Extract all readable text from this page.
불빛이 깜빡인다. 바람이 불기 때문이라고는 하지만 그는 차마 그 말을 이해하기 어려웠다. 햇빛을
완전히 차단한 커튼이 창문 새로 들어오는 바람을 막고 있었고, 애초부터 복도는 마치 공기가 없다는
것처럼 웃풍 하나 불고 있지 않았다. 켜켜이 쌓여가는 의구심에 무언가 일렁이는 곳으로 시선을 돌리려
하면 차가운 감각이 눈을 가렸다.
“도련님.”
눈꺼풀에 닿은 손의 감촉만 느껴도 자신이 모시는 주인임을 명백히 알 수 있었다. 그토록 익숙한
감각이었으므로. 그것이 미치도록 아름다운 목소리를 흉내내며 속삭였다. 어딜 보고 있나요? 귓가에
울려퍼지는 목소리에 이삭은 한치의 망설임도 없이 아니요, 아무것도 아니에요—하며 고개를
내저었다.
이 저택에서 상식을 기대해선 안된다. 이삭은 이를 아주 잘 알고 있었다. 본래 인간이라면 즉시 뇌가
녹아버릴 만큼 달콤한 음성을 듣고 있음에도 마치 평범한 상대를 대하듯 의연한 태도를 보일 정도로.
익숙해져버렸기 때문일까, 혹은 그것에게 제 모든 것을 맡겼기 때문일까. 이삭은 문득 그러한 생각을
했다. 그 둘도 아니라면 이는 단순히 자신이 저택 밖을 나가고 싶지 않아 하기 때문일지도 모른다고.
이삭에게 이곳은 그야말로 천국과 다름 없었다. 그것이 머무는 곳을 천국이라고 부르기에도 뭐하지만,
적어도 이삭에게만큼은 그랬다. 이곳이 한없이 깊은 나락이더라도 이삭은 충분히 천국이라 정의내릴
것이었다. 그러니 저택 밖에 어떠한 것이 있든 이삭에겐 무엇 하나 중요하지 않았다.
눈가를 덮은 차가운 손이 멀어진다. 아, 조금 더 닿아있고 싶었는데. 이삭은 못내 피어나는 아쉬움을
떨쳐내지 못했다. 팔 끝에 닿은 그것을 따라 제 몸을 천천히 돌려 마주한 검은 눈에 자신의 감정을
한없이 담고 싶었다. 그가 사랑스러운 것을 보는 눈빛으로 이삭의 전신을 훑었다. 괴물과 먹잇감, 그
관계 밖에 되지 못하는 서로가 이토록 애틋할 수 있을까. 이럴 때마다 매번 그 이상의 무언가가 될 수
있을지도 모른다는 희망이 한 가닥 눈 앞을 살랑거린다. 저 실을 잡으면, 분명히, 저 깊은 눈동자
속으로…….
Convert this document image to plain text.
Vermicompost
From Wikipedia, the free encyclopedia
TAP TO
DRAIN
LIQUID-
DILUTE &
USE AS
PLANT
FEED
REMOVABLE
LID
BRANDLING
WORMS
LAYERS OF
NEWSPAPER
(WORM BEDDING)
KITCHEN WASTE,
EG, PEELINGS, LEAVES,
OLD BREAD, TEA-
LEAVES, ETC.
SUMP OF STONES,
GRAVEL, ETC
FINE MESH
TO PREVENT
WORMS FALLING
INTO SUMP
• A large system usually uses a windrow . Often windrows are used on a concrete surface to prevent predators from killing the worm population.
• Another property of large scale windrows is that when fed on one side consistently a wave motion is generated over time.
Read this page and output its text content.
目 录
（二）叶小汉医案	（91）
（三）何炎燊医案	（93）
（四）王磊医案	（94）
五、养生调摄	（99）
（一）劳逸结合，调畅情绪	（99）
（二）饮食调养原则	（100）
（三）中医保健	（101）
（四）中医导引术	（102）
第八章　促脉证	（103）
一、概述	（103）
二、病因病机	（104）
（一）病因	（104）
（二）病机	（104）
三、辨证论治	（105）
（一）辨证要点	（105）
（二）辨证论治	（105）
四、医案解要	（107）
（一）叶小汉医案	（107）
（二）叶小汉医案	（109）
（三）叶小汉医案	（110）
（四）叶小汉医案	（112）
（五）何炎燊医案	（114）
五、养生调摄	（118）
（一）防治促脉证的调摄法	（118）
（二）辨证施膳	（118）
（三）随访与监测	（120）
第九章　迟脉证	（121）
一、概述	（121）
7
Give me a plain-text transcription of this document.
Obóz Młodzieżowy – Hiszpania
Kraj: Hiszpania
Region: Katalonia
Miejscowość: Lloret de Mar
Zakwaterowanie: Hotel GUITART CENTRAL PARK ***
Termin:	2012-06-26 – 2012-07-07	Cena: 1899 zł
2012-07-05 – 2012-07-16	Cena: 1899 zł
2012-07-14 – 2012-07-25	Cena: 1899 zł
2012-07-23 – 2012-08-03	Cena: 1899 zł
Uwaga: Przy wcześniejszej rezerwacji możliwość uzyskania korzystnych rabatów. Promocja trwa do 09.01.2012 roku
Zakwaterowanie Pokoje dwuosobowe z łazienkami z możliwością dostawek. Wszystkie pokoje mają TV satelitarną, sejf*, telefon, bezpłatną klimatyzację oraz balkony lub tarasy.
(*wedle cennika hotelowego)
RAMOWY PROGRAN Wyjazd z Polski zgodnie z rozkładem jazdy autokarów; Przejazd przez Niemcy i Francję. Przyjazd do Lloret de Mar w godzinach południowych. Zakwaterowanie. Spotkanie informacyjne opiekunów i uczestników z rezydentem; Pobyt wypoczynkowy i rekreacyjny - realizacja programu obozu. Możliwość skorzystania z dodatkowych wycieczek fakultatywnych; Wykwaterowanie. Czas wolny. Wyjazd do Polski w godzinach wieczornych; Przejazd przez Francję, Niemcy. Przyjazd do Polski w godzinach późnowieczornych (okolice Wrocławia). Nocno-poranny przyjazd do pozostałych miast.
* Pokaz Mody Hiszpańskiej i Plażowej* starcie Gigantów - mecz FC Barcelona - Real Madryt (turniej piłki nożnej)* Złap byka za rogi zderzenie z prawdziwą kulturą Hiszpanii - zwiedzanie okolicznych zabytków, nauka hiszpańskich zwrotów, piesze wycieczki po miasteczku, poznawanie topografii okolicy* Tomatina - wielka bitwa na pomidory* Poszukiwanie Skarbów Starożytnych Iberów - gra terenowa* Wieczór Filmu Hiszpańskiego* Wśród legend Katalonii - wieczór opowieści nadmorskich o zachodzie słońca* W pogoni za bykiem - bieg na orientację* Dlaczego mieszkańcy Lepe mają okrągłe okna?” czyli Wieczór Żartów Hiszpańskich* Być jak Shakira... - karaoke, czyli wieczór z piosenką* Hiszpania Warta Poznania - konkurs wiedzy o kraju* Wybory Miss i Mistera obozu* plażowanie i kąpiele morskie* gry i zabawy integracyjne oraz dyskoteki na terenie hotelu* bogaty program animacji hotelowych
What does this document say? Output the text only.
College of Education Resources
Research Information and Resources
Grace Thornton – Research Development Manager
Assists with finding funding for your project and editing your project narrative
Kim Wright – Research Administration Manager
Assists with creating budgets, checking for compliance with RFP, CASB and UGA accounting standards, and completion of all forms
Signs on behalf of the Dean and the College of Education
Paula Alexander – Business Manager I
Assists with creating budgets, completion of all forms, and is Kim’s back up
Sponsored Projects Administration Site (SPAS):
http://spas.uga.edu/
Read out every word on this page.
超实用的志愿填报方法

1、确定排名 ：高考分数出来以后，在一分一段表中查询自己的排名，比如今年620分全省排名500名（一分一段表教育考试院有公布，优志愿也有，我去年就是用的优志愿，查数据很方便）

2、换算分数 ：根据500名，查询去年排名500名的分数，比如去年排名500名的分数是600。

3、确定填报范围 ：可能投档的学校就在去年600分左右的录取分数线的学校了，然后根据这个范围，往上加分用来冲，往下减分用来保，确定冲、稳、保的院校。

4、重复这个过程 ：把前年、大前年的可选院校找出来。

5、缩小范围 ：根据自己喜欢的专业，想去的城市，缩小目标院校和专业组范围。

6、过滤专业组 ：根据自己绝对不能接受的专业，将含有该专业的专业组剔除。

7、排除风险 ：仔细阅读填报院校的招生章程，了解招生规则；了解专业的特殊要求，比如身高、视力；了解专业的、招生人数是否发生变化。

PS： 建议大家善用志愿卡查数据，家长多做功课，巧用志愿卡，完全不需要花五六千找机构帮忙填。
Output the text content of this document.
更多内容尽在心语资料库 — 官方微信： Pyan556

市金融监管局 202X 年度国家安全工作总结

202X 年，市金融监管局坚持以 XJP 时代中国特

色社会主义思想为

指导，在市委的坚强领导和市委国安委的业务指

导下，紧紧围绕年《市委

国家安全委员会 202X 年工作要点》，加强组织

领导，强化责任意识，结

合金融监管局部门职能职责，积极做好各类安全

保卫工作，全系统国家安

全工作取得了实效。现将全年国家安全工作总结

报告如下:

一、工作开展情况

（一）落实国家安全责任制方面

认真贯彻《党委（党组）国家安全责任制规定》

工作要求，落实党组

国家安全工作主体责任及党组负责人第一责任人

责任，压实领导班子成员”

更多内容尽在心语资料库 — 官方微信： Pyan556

○ ○ ○ ○ ○ ○ ○

Keep only the lines from the one containing "Output the text content of this document." to the end of the entries, and repeat them exactly.

Output the text content of this document.
更多内容尽在心语资料库 — 官方微信： Pyan556

市金融监管局 202X 年度国家安全工作总结

202X 年，市金融监管局坚持以 XJP 时代中国特

色社会主义思想为

指导，在市委的坚强领导和市委国安委的业务指

导下，紧紧围绕年《市委

国家安全委员会 202X 年工作要点》，加强组织

领导，强化责任意识，结

合金融监管局部门职能职责，积极做好各类安全

保卫工作，全系统国家安

全工作取得了实效。现将全年国家安全工作总结

报告如下:

一、工作开展情况

（一）落实国家安全责任制方面

认真贯彻《党委（党组）国家安全责任制规定》

工作要求，落实党组

国家安全工作主体责任及党组负责人第一责任人

责任，压实领导班子成员”

更多内容尽在心语资料库 — 官方微信： Pyan556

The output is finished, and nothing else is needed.